▸ DESCRIPTION OF THE TASK
Transcribe all of the material exactly. Any picture in it should be left out.

-- Start MATERIAL SUPPLIED --

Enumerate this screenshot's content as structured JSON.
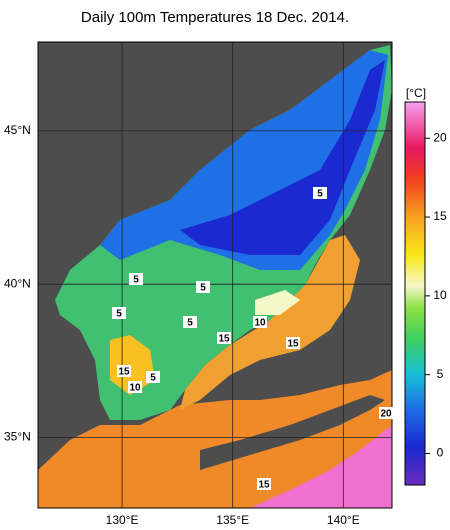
{
  "title": "Daily 100m Temperatures 18 Dec. 2014.",
  "map": {
    "type": "map",
    "xlim": [
      126.2,
      142.2
    ],
    "ylim": [
      32.7,
      47.9
    ],
    "xticks": [
      {
        "value": 130,
        "label": "130°E"
      },
      {
        "value": 135,
        "label": "135°E"
      },
      {
        "value": 140,
        "label": "140°E"
      }
    ],
    "yticks": [
      {
        "value": 35,
        "label": "35°N"
      },
      {
        "value": 40,
        "label": "40°N"
      },
      {
        "value": 45,
        "label": "45°N"
      }
    ],
    "grid": true
  },
  "colorbar": {
    "unit": "[°C]",
    "lim": [
      -2,
      22.3
    ],
    "ticks": [
      0,
      5,
      10,
      15,
      20
    ]
  },
  "contour_labels": [
    "5",
    "5",
    "5",
    "5",
    "5",
    "10",
    "15",
    "15",
    "15",
    "5",
    "10",
    "20",
    "15"
  ]
}
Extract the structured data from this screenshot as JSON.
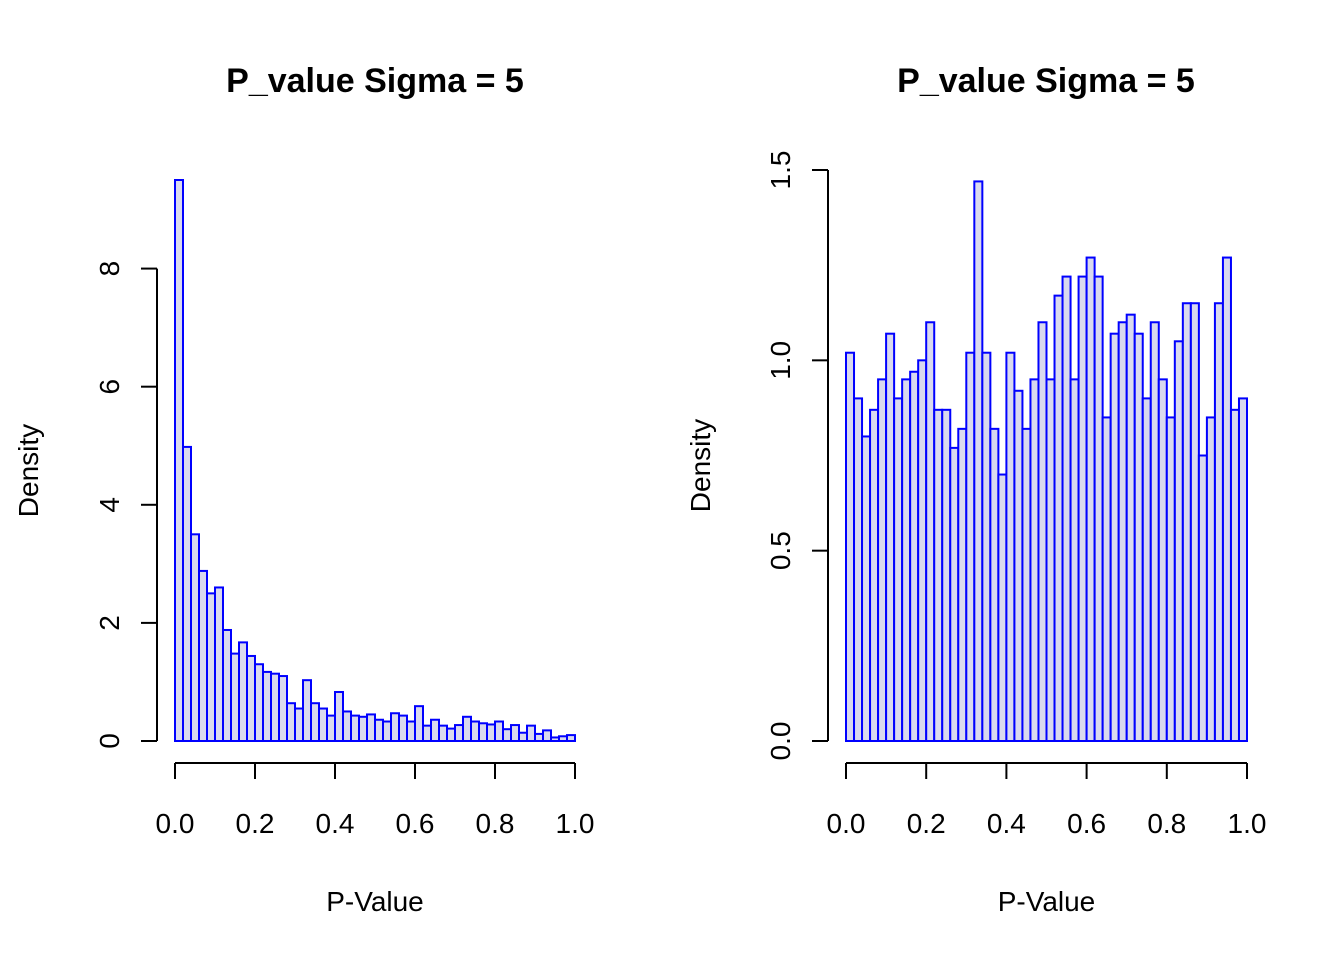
{
  "chart_data": [
    {
      "type": "bar",
      "title": "P_value Sigma = 5",
      "xlabel": "P-Value",
      "ylabel": "Density",
      "xlim": [
        0,
        1
      ],
      "ylim": [
        0,
        9.5
      ],
      "xticks": [
        0.0,
        0.2,
        0.4,
        0.6,
        0.8,
        1.0
      ],
      "xtick_labels": [
        "0.0",
        "0.2",
        "0.4",
        "0.6",
        "0.8",
        "1.0"
      ],
      "yticks": [
        0,
        2,
        4,
        6,
        8
      ],
      "ytick_labels": [
        "0",
        "2",
        "4",
        "6",
        "8"
      ],
      "bin_width": 0.02,
      "bar_fill": "#d9d9ee",
      "bar_edge": "#0000ff",
      "values": [
        9.5,
        4.98,
        3.5,
        2.88,
        2.5,
        2.6,
        1.88,
        1.48,
        1.67,
        1.44,
        1.3,
        1.17,
        1.14,
        1.1,
        0.64,
        0.55,
        1.03,
        0.64,
        0.55,
        0.43,
        0.83,
        0.5,
        0.43,
        0.41,
        0.45,
        0.36,
        0.33,
        0.47,
        0.43,
        0.33,
        0.59,
        0.26,
        0.36,
        0.26,
        0.21,
        0.27,
        0.41,
        0.33,
        0.3,
        0.28,
        0.33,
        0.2,
        0.27,
        0.14,
        0.26,
        0.12,
        0.18,
        0.06,
        0.08,
        0.1
      ]
    },
    {
      "type": "bar",
      "title": "P_value Sigma = 5",
      "xlabel": "P-Value",
      "ylabel": "Density",
      "xlim": [
        0,
        1
      ],
      "ylim": [
        0,
        1.5
      ],
      "xticks": [
        0.0,
        0.2,
        0.4,
        0.6,
        0.8,
        1.0
      ],
      "xtick_labels": [
        "0.0",
        "0.2",
        "0.4",
        "0.6",
        "0.8",
        "1.0"
      ],
      "yticks": [
        0.0,
        0.5,
        1.0,
        1.5
      ],
      "ytick_labels": [
        "0.0",
        "0.5",
        "1.0",
        "1.5"
      ],
      "bin_width": 0.02,
      "bar_fill": "#d9d9ee",
      "bar_edge": "#0000ff",
      "values": [
        1.02,
        0.9,
        0.8,
        0.87,
        0.95,
        1.07,
        0.9,
        0.95,
        0.97,
        1.0,
        1.1,
        0.87,
        0.87,
        0.77,
        0.82,
        1.02,
        1.47,
        1.02,
        0.82,
        0.7,
        1.02,
        0.92,
        0.82,
        0.95,
        1.1,
        0.95,
        1.17,
        1.22,
        0.95,
        1.22,
        1.27,
        1.22,
        0.85,
        1.07,
        1.1,
        1.12,
        1.07,
        0.9,
        1.1,
        0.95,
        0.85,
        1.05,
        1.15,
        1.15,
        0.75,
        0.85,
        1.15,
        1.27,
        0.87,
        0.9
      ]
    }
  ]
}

-- End MATERIAL SUPPLIED --

▸ COMPLETE OUTPUT
Enumerate this screenshot's content as structured JSON.
{
  "title": "Daily 100m Temperatures 18 Dec. 2014.",
  "map": {
    "type": "map",
    "xlim": [
      126.2,
      142.2
    ],
    "ylim": [
      32.7,
      47.9
    ],
    "xticks": [
      {
        "value": 130,
        "label": "130°E"
      },
      {
        "value": 135,
        "label": "135°E"
      },
      {
        "value": 140,
        "label": "140°E"
      }
    ],
    "yticks": [
      {
        "value": 35,
        "label": "35°N"
      },
      {
        "value": 40,
        "label": "40°N"
      },
      {
        "value": 45,
        "label": "45°N"
      }
    ],
    "grid": true
  },
  "colorbar": {
    "unit": "[°C]",
    "lim": [
      -2,
      22.3
    ],
    "ticks": [
      0,
      5,
      10,
      15,
      20
    ]
  },
  "contour_labels": [
    "5",
    "5",
    "5",
    "5",
    "5",
    "10",
    "15",
    "15",
    "15",
    "5",
    "10",
    "20",
    "15"
  ]
}
Extract the structured data from this screenshot as JSON.
{
  "chart_data": [
    {
      "type": "bar",
      "title": "P_value Sigma = 5",
      "xlabel": "P-Value",
      "ylabel": "Density",
      "xlim": [
        0,
        1
      ],
      "ylim": [
        0,
        9.5
      ],
      "xticks": [
        0.0,
        0.2,
        0.4,
        0.6,
        0.8,
        1.0
      ],
      "xtick_labels": [
        "0.0",
        "0.2",
        "0.4",
        "0.6",
        "0.8",
        "1.0"
      ],
      "yticks": [
        0,
        2,
        4,
        6,
        8
      ],
      "ytick_labels": [
        "0",
        "2",
        "4",
        "6",
        "8"
      ],
      "bin_width": 0.02,
      "bar_fill": "#d9d9ee",
      "bar_edge": "#0000ff",
      "values": [
        9.5,
        4.98,
        3.5,
        2.88,
        2.5,
        2.6,
        1.88,
        1.48,
        1.67,
        1.44,
        1.3,
        1.17,
        1.14,
        1.1,
        0.64,
        0.55,
        1.03,
        0.64,
        0.55,
        0.43,
        0.83,
        0.5,
        0.43,
        0.41,
        0.45,
        0.36,
        0.33,
        0.47,
        0.43,
        0.33,
        0.59,
        0.26,
        0.36,
        0.26,
        0.21,
        0.27,
        0.41,
        0.33,
        0.3,
        0.28,
        0.33,
        0.2,
        0.27,
        0.14,
        0.26,
        0.12,
        0.18,
        0.06,
        0.08,
        0.1
      ]
    },
    {
      "type": "bar",
      "title": "P_value Sigma = 5",
      "xlabel": "P-Value",
      "ylabel": "Density",
      "xlim": [
        0,
        1
      ],
      "ylim": [
        0,
        1.5
      ],
      "xticks": [
        0.0,
        0.2,
        0.4,
        0.6,
        0.8,
        1.0
      ],
      "xtick_labels": [
        "0.0",
        "0.2",
        "0.4",
        "0.6",
        "0.8",
        "1.0"
      ],
      "yticks": [
        0.0,
        0.5,
        1.0,
        1.5
      ],
      "ytick_labels": [
        "0.0",
        "0.5",
        "1.0",
        "1.5"
      ],
      "bin_width": 0.02,
      "bar_fill": "#d9d9ee",
      "bar_edge": "#0000ff",
      "values": [
        1.02,
        0.9,
        0.8,
        0.87,
        0.95,
        1.07,
        0.9,
        0.95,
        0.97,
        1.0,
        1.1,
        0.87,
        0.87,
        0.77,
        0.82,
        1.02,
        1.47,
        1.02,
        0.82,
        0.7,
        1.02,
        0.92,
        0.82,
        0.95,
        1.1,
        0.95,
        1.17,
        1.22,
        0.95,
        1.22,
        1.27,
        1.22,
        0.85,
        1.07,
        1.1,
        1.12,
        1.07,
        0.9,
        1.1,
        0.95,
        0.85,
        1.05,
        1.15,
        1.15,
        0.75,
        0.85,
        1.15,
        1.27,
        0.87,
        0.9
      ]
    }
  ]
}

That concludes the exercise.